Text provided:
-- begin --
In the Matter of Staff’s Recommendation
for the Refusal of Registration
of Alexander Adams
Opportunity to be Heard by the Director
Section 31 of the Securities Act
1. For the reasons outlined below, my decision is to grant the registration of Alexander Adams.
2. On July 14, 2011, Staff recommended Adams’ application for registration as a representative in the category of dealing representative for a sponsoring exempt market dealer (EMD) be refused. Pursuant to section 31 of the Securities Act (Ontario) (Act), Adams is entitled to an opportunity to be heard (OTBH) before a decision is made by me, as Director. My decision is based on the verbal submissions of Mark Skuce, Legal Counsel, Compliance and Registrant Regulation Branch for Staff, the verbal submissions of Adams (on his own behalf), and the testimony of three individuals from Shorcan Brokers Limited (the sponsoring EMD).
3. Staff claims that Adams knowingly made a misrepresentation to Staff, and that he did not complete his registration application with due care, by stating in his application that he completed the Canadian Securities Course (CSC) when in fact he had only completed Part 1 of the CSC. He also used the incorrect CSC completion date in his application. Adams claims that he made an honest mistake, that he did not do so knowingly or intentionally, and that he had no malicious intent. And when contacted by Staff, Adams immediately wrote (and passed) Part 2 of the CSC.
Suitability for registration generally
4. Subsection 25(1) of the Act requires any person that engages in, or holds himself out as engaging in, the business of trading in securities to be registered in the relevant category. As set out in numerous prior decisions, a registrant is in a position to perform valuable services to the public, both in the form of direct services to individual investors and as part of the larger system that provides the public benefits of fair and efficient capital markets. A registrant also has a corresponding capacity to do material harm to individual investors and to the public at large. Determining whether an applicant should be registered is thus an important component of the work undertaken by the OSC.
5. Subsection 27(1) of the Act provides that the Director shall register the person unless it appears to the Director that the person is not suitable for registration or that the registration is otherwise objectionable. In the recent case of Ittihad Securities Inc., Re (2010) 33 OSCB 10458, I, as Director, stated that:
The OSC has, over time, articulated three fundamental criteria for determining suitability for registration – integrity (which includes honesty and good faith, particularly in dealings with clients, and compliance with Ontario securities law), proficiency, and solvency. These three fundamental criteria have been codified in subsection 27(2) of the Act…”
-- end --
Supplied entries:
-- begin --
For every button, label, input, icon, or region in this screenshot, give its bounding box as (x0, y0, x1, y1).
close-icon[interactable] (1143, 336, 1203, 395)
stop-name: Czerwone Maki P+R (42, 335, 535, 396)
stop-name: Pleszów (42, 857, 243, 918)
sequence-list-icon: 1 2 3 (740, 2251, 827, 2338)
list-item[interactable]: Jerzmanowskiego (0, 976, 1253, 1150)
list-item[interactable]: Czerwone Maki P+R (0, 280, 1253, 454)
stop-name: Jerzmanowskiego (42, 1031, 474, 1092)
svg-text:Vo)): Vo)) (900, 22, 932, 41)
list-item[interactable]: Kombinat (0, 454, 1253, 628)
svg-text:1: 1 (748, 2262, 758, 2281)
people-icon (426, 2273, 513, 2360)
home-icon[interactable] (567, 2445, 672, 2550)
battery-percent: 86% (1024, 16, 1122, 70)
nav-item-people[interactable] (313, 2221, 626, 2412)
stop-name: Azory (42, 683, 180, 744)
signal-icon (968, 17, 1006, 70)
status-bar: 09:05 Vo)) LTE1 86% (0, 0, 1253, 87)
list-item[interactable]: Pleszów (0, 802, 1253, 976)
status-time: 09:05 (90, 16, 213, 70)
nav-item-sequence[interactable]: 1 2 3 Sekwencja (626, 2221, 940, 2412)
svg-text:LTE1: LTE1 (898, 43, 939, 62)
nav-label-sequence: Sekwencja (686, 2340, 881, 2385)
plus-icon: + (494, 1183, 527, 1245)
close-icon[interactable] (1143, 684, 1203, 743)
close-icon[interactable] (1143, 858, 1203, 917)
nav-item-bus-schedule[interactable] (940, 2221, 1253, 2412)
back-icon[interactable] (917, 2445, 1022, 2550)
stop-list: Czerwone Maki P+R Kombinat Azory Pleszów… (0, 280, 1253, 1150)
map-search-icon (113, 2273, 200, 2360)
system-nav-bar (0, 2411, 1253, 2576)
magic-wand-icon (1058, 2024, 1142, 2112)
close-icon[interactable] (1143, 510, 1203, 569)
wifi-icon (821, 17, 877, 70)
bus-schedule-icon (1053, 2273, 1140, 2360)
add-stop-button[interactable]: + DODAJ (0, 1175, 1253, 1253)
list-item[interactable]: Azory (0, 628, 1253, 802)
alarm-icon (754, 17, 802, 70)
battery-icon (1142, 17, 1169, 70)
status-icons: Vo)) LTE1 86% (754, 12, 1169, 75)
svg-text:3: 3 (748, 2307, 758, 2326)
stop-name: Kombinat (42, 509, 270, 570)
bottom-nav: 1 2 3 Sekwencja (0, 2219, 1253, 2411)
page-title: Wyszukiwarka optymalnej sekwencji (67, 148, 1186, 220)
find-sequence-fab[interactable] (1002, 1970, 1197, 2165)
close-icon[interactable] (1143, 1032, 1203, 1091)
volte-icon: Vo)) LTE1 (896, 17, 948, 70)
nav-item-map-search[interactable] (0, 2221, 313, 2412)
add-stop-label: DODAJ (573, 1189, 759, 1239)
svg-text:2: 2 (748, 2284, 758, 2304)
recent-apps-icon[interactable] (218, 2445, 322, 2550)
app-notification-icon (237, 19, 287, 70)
-- end --
-- begin --
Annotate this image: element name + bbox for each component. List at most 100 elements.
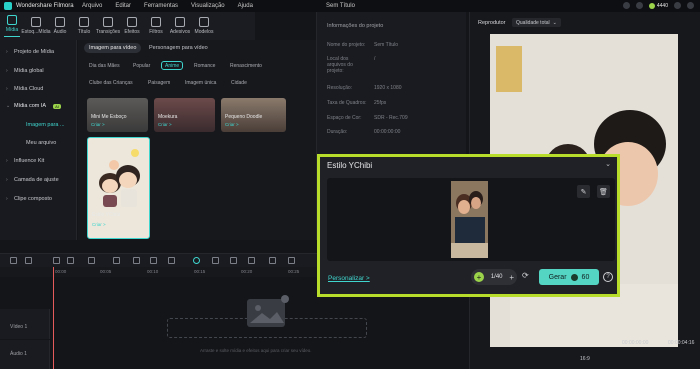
-- end --
Stated goal A: Reproduce the part of the registration decision starting at "3. Staff claims" and ending at "2 of the CSC.".
Stated goal B: List the fundamental criteria for suitability for registration that the registration decision names.

Correct answer A:
3. Staff claims that Adams knowingly made a misrepresentation to Staff, and that he did not complete his registration application with due care, by stating in his application that he completed the Canadian Securities Course (CSC) when in fact he had only completed Part 1 of the CSC. He also used the incorrect CSC completion date in his application. Adams claims that he made an honest mistake, that he did not do so knowingly or intentionally, and that he had no malicious intent. And when contacted by Staff, Adams immediately wrote (and passed) Part 2 of the CSC.

Correct answer B:
Integrity
Proficiency
Solvency